In this latest article in her series ‘Putting You in Control’, Sarah Siddons, Chartered Financial Planner of Siddons & Co Financial Planning in Ilkley, West Yorkshire, addresses the issue of retirement planning for women since many women are not saving adequately for the long term.
There are many men who are not saving adequately for retirement also. However, lack of financial preparedness is much more pronounced in women as their savings habits and the structure of their lives can be very different to men’s.
It is this structure that means that they may face more difficulties than men as women are more likely to earn less so will likely save less then men (Gender Pay Gap Service, 5 April 2023), they are generally more likely to work fewer hours to look after children or care for elderly parents and they in general live longer than men so are likely to need to fund longer retirements.
The positive news is that it is never too late to do something, no matter what life stage you are at there is something that can be done.
In short, women are more likely to need to start saving more and earlier.
At the start of a woman’s career, if an individual is classed as an eligible jobholder (aged between 22 and state pension age, earning over the earnings trigger and not already in a qualifying pension scheme), their employer will be required to automatically enrol them into a pension scheme and make pension contributions on their behalf. This is called Auto-Enrolment.
The employee will also be required to make a minimum contribution however, they can contribute more than this if they wish.
Salary sacrifice is a way for the employee to make their contribution. They will agree to sacrifice an amount of their salary and their employer will then pass this amount on to the pension scheme as a pension contribution.
The employee will automatically save tax and National Insurance on the amount of salary that they sacrifice, and their employer may also pass on some of or all the employer National Insurance saving to the pension to increase the amount of the contribution.
By the end of a woman’s 30s, they should aim to have a pot that’s equal to three times their annual salary. At this time of life, women may be tempted to postpone pension saving – especially if they have kids and a mortgage. But if they have the discipline to stick to their savings plan, they will have more chance of creating their dream retirement.
In a woman’s 40s, there are things they can do to improve their financial position and the tax efficiency of their wealth.
If they have taken a career break, or are looking to make up any lost ground on their pension contributions, then Carry Forward is a way to use up to 3 previous years unused pension contributions allowance (subject to the individual having the Relevant UK Earnings available in the tax year to support the carry forward contribution, if made as a personal pension contribution).

• **GIVEN ENTRIES**
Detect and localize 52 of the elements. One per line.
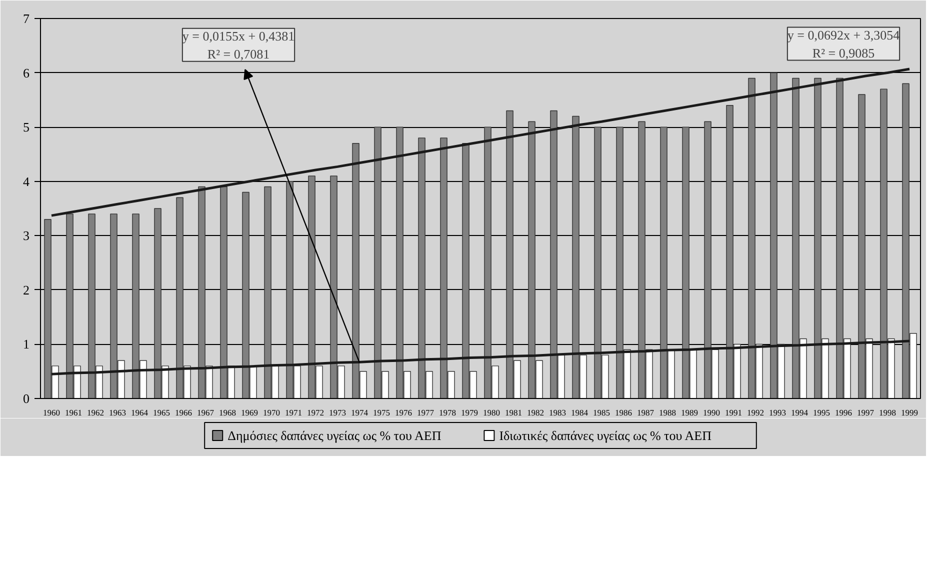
- x-tick-label: 1973: [329, 408, 346, 418]
- x-tick-label: 1968: [219, 408, 236, 418]
- x-tick-label: 1976: [395, 408, 412, 418]
- legend-label: Δημόσιες δαπάνες υγείας ως % του ΑΕΠ: [228, 428, 442, 443]
- x-tick-label: 1962: [87, 408, 104, 418]
- x-tick-label: 1992: [747, 408, 764, 418]
- x-tick-label: 1961: [65, 408, 82, 418]
- x-tick-label: 1999: [901, 408, 918, 418]
- x-tick-label: 1969: [241, 408, 258, 418]
- y-tick-label: 7: [23, 11, 30, 26]
- x-tick-label: 1997: [857, 408, 874, 418]
- x-tick-label: 1963: [109, 408, 126, 418]
- y-tick-label: 3: [23, 228, 30, 244]
- x-tick-label: 1990: [703, 408, 720, 418]
- x-tick-label: 1985: [593, 408, 610, 418]
- y-tick-label: 1: [23, 336, 30, 352]
- x-tick-label: 1991: [725, 408, 742, 418]
- x-tick-label: 1972: [307, 408, 324, 418]
- y-tick-label: 2: [23, 282, 30, 298]
- x-tick-label: 1986: [615, 408, 632, 418]
- x-tick-label: 1989: [681, 408, 698, 418]
- x-tick-label: 1994: [791, 408, 809, 418]
- x-tick-label: 1966: [175, 408, 192, 418]
- x-tick-label: 1965: [153, 408, 170, 418]
- x-tick-label: 1964: [131, 408, 149, 418]
- x-tick-label: 1960: [43, 408, 60, 418]
- x-tick-label: 1982: [527, 408, 544, 418]
- x-tick-label: 1983: [549, 408, 566, 418]
- x-tick-label: 1980: [483, 408, 500, 418]
- y-tick-label: 0: [23, 391, 30, 406]
- x-tick-label: 1995: [813, 408, 830, 418]
- x-tick-label: 1998: [879, 408, 896, 418]
- y-tick-label: 4: [23, 174, 30, 189]
- x-tick-label: 1967: [197, 408, 214, 418]
- x-tick-label: 1984: [571, 408, 589, 418]
- x-tick-label: 1971: [285, 408, 302, 418]
- x-tick-label: 1981: [505, 408, 522, 418]
- x-tick-label: 1979: [461, 408, 478, 418]
- line-series: [50, 340, 911, 376]
- x-tick-label: 1987: [637, 408, 654, 418]
- legend-label: Ιδιωτικές δαπάνες υγείας ως % του ΑΕΠ: [499, 428, 712, 443]
- x-tick-label: 1993: [769, 408, 786, 418]
- y-tick-label: 5: [23, 120, 30, 135]
- x-tick-label: 1977: [417, 408, 434, 418]
- x-tick-label: 1978: [439, 408, 456, 418]
- x-tick-label: 1974: [351, 408, 369, 418]
- y-tick-label: 6: [23, 65, 30, 80]
- x-tick-label: 1988: [659, 408, 676, 418]
- x-tick-label: 1996: [835, 408, 852, 418]
- x-tick-label: 1975: [373, 408, 390, 418]
- x-tick-label: 1970: [263, 408, 280, 418]
- line-series: [50, 68, 911, 217]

• **REQUIREMENT**
Rewrite the passage of the article on women's retirement saving starting at "Salary sacrifice is" and ending at "their dream retirement.", swapping "employee" for "worker".

• **RESPONSE BELOW**
Salary sacrifice is a way for the worker to make their contribution. They will agree to sacrifice an amount of their salary and their employer will then pass this amount on to the pension scheme as a pension contribution.
The worker will automatically save tax and National Insurance on the amount of salary that they sacrifice, and their employer may also pass on some of or all the employer National Insurance saving to the pension to increase the amount of the contribution.
By the end of a woman’s 30s, they should aim to have a pot that’s equal to three times their annual salary. At this time of life, women may be tempted to postpone pension saving – especially if they have kids and a mortgage. But if they have the discipline to stick to their savings plan, they will have more chance of creating their dream retirement.